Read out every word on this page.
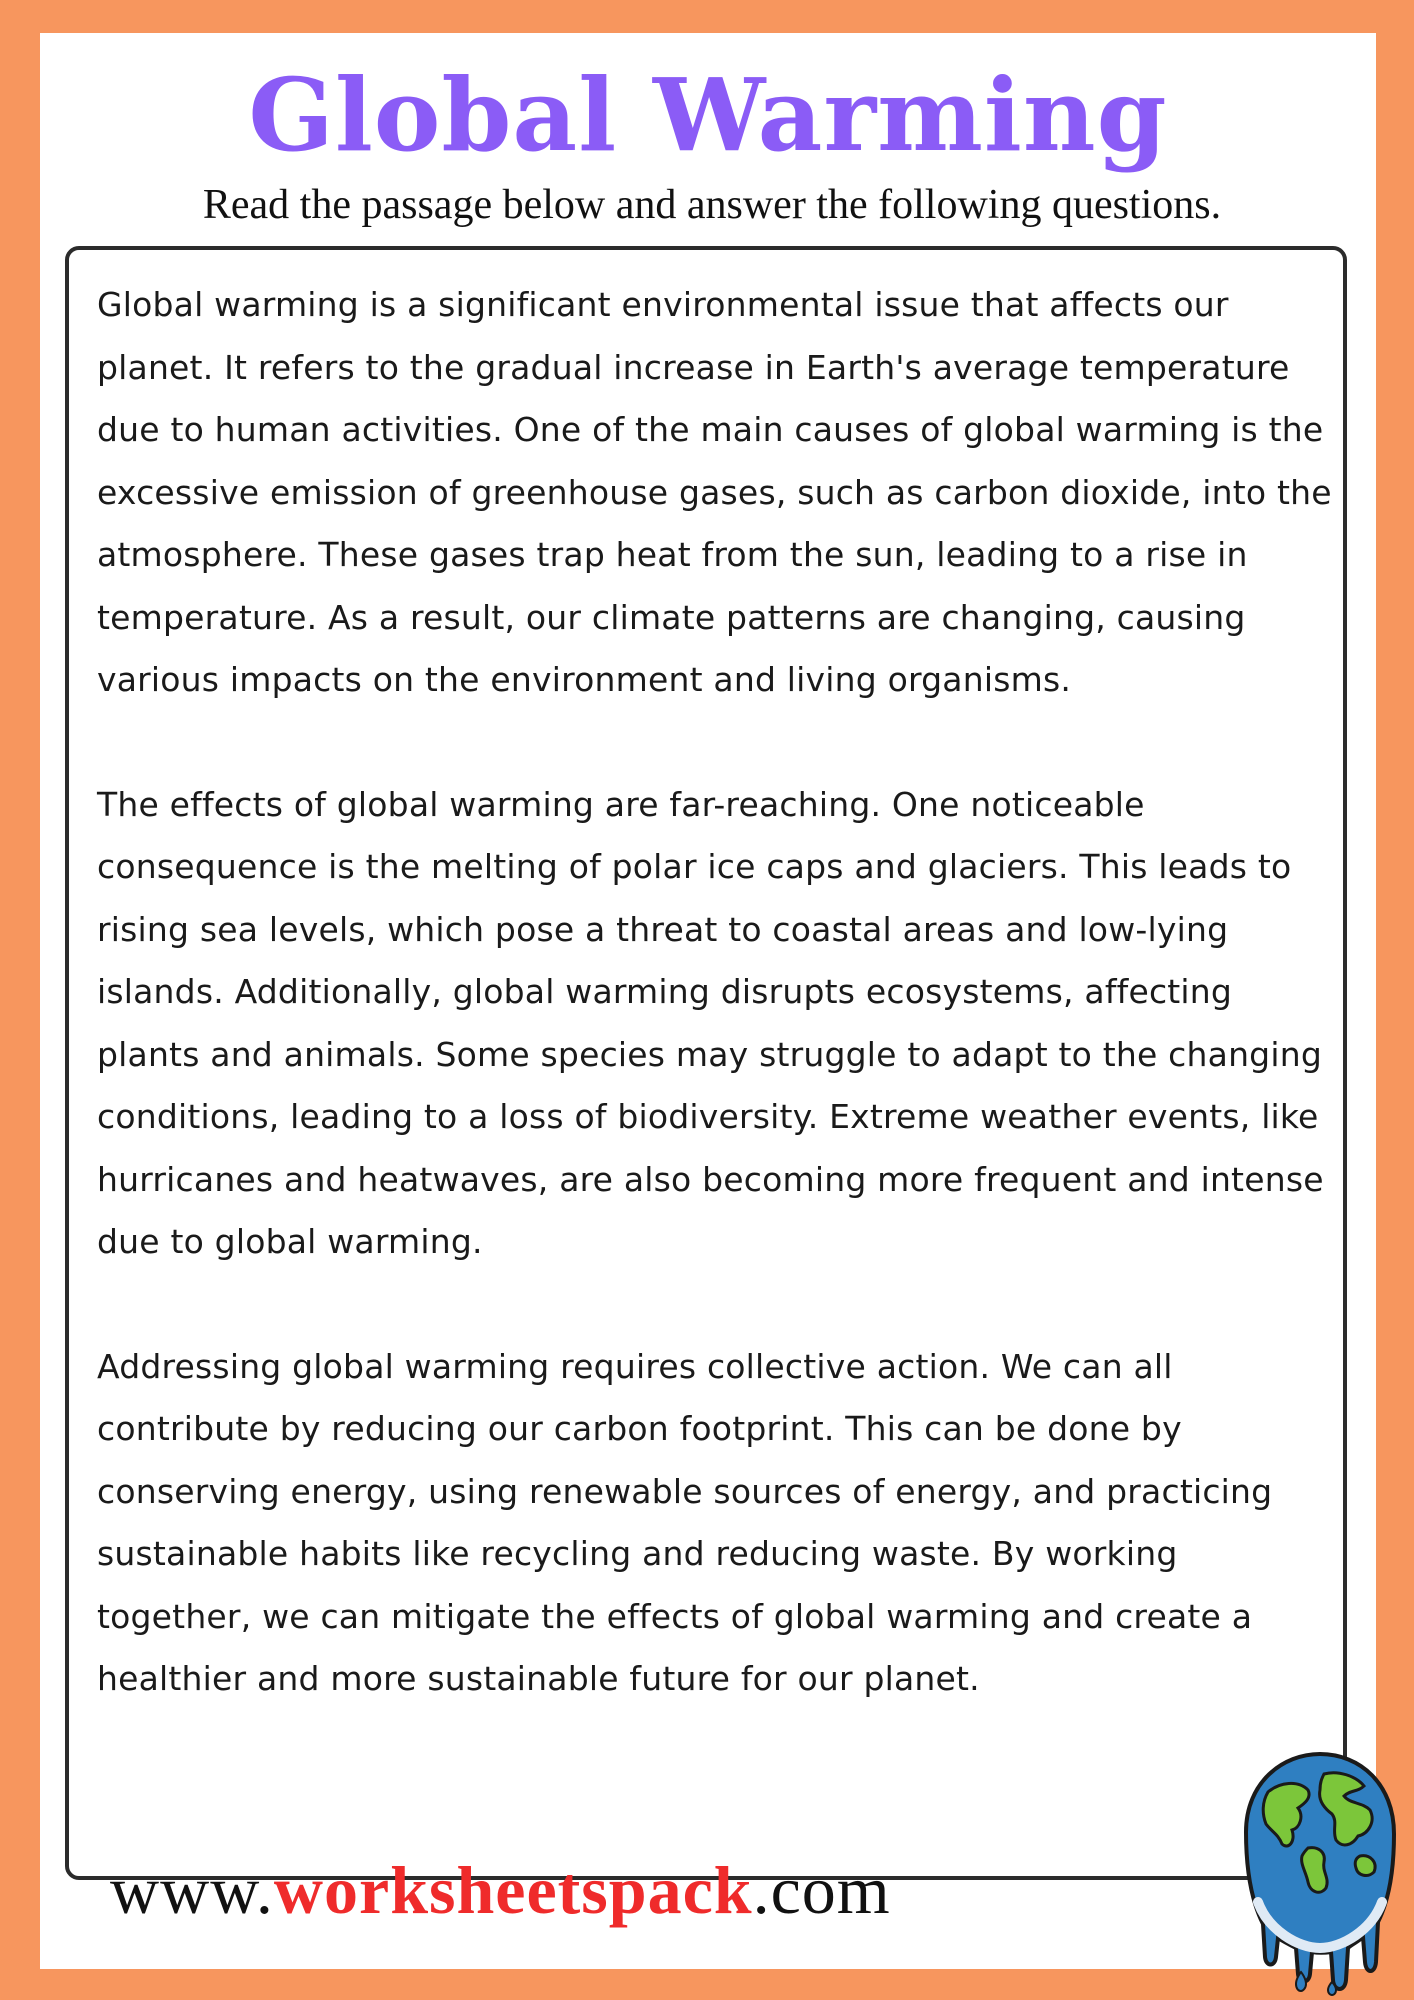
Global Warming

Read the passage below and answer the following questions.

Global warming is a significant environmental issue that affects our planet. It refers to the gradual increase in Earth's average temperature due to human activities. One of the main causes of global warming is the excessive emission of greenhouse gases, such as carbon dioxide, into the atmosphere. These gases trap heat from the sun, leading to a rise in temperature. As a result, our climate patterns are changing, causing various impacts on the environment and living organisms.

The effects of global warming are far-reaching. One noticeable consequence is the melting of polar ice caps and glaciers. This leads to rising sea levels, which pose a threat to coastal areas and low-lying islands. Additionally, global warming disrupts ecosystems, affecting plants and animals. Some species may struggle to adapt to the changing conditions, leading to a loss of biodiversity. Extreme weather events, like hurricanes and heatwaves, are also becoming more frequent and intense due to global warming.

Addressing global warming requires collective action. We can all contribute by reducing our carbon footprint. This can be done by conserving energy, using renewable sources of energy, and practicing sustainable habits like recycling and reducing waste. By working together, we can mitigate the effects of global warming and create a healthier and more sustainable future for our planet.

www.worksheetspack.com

◇ ◇ ◇ ◇

- [What this task involves] Looking at the records above, work out how many lines include the string "Read". Give the number and nothing else.

- [Result for this task] 2